→ **WORK INSTRUCTIONS**
Recast everything from the first line down to the one containing "state-district-of-columbia: [599, 187, 604, 192]" as a Markdown table with two columns, Number and Line, and leave out any blank lines.

→ **DATA TO USE**

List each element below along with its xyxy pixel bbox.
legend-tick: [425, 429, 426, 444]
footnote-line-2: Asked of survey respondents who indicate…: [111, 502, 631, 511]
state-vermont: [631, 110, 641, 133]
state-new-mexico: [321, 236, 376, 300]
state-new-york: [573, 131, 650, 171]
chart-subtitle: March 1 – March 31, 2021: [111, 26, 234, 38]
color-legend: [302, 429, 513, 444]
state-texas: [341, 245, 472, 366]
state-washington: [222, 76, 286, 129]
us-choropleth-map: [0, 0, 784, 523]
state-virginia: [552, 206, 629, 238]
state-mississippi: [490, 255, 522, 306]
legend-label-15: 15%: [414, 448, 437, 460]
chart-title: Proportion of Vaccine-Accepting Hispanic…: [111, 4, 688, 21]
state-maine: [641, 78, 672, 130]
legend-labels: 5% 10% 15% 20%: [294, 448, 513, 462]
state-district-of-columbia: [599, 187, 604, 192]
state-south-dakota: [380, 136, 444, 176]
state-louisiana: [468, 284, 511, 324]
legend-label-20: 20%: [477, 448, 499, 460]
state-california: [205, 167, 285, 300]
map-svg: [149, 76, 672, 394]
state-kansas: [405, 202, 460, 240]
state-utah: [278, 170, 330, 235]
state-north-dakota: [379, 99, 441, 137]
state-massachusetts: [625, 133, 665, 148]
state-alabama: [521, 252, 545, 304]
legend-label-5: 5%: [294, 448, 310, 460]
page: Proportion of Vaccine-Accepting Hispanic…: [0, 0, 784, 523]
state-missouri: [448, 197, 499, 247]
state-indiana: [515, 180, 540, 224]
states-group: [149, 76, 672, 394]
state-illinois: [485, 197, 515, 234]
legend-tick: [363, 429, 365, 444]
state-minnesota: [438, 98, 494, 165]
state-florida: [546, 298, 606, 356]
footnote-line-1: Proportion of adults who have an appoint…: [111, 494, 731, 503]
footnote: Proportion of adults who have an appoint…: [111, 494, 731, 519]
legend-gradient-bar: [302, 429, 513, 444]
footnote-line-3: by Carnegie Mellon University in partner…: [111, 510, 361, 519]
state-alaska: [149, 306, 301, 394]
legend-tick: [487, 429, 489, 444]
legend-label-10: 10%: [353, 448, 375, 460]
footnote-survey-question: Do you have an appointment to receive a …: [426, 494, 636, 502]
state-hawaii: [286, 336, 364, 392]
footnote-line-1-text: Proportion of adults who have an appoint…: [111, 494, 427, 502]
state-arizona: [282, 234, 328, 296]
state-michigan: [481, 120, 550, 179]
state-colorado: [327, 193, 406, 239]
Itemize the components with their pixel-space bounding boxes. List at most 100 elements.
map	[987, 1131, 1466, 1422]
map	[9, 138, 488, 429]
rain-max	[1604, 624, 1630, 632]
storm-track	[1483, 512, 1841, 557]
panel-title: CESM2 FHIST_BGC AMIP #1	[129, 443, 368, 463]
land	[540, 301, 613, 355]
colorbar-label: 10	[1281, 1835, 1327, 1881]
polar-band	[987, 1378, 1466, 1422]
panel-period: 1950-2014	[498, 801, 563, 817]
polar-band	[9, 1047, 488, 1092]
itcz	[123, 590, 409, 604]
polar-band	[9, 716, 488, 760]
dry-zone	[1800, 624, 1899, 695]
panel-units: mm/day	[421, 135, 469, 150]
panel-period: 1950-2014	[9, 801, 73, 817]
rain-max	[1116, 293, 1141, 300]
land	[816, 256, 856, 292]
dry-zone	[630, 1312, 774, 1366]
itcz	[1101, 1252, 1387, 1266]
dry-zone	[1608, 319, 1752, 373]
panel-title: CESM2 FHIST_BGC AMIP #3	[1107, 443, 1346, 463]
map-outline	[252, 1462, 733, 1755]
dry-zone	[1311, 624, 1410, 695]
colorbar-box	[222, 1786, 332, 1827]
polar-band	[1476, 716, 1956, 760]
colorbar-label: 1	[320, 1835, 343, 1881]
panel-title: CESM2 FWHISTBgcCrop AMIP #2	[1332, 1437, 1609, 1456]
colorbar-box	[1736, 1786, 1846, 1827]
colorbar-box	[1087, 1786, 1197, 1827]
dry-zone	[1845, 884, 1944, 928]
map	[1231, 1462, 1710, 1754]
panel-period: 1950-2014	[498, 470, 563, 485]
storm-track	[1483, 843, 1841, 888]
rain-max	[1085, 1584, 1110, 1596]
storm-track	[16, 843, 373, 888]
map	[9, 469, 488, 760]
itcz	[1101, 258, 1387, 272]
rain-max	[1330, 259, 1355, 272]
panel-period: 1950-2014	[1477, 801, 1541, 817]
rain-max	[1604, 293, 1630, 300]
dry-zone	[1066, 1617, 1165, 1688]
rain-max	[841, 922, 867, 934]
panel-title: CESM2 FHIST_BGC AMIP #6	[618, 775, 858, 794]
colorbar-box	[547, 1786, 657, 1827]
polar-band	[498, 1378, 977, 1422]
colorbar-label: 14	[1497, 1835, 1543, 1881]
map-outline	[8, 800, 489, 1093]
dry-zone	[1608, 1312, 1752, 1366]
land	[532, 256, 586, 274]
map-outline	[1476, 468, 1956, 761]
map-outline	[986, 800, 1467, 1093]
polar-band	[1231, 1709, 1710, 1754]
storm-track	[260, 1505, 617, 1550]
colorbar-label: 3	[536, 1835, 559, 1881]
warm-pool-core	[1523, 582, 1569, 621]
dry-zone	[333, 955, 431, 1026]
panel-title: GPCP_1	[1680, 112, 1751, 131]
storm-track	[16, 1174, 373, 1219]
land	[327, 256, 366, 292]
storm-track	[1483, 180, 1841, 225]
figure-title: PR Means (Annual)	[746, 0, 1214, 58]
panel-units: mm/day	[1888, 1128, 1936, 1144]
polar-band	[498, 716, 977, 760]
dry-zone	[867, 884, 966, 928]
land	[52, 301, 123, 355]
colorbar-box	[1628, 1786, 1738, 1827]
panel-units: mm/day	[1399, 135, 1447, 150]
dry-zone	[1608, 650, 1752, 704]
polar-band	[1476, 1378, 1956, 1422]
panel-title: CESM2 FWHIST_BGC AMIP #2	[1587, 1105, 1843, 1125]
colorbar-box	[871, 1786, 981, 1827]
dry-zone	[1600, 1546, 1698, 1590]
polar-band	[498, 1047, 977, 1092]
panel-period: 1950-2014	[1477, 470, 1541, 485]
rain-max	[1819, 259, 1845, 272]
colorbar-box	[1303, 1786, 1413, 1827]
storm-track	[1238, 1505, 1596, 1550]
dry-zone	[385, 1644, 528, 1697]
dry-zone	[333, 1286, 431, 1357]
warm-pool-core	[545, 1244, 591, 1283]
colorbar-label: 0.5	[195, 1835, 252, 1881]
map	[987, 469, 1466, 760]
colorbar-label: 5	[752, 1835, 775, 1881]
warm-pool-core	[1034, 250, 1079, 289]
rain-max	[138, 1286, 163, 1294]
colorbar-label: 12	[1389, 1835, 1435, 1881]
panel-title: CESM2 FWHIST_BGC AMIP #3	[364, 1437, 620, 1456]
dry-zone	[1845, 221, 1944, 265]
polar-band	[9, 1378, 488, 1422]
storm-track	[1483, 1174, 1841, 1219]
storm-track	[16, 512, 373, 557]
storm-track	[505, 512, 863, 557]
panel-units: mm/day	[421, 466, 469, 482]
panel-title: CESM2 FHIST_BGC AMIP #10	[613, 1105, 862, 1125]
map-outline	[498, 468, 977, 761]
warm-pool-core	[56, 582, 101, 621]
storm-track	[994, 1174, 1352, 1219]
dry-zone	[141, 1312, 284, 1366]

→ **TASK RESULT**
| Number | Line |
|---|---|
| 1 | List each element below along with its xyxy pixel bbox. |
| 2 | legend-tick: [425, 429, 426, 444] |
| 3 | footnote-line-2: Asked of survey respondents who indicate…: [111, 502, 631, 511] |
| 4 | state-vermont: [631, 110, 641, 133] |
| 5 | state-new-mexico: [321, 236, 376, 300] |
| 6 | state-new-york: [573, 131, 650, 171] |
| 7 | chart-subtitle: March 1 – March 31, 2021: [111, 26, 234, 38] |
| 8 | color-legend: [302, 429, 513, 444] |
| 9 | state-texas: [341, 245, 472, 366] |
| 10 | state-washington: [222, 76, 286, 129] |
| 11 | us-choropleth-map: [0, 0, 784, 523] |
| 12 | state-virginia: [552, 206, 629, 238] |
| 13 | state-mississippi: [490, 255, 522, 306] |
| 14 | legend-label-15: 15%: [414, 448, 437, 460] |
| 15 | chart-title: Proportion of Vaccine-Accepting Hispanic…: [111, 4, 688, 21] |
| 16 | state-maine: [641, 78, 672, 130] |
| 17 | legend-labels: 5% 10% 15% 20%: [294, 448, 513, 462] |
| 18 | state-district-of-columbia: [599, 187, 604, 192] |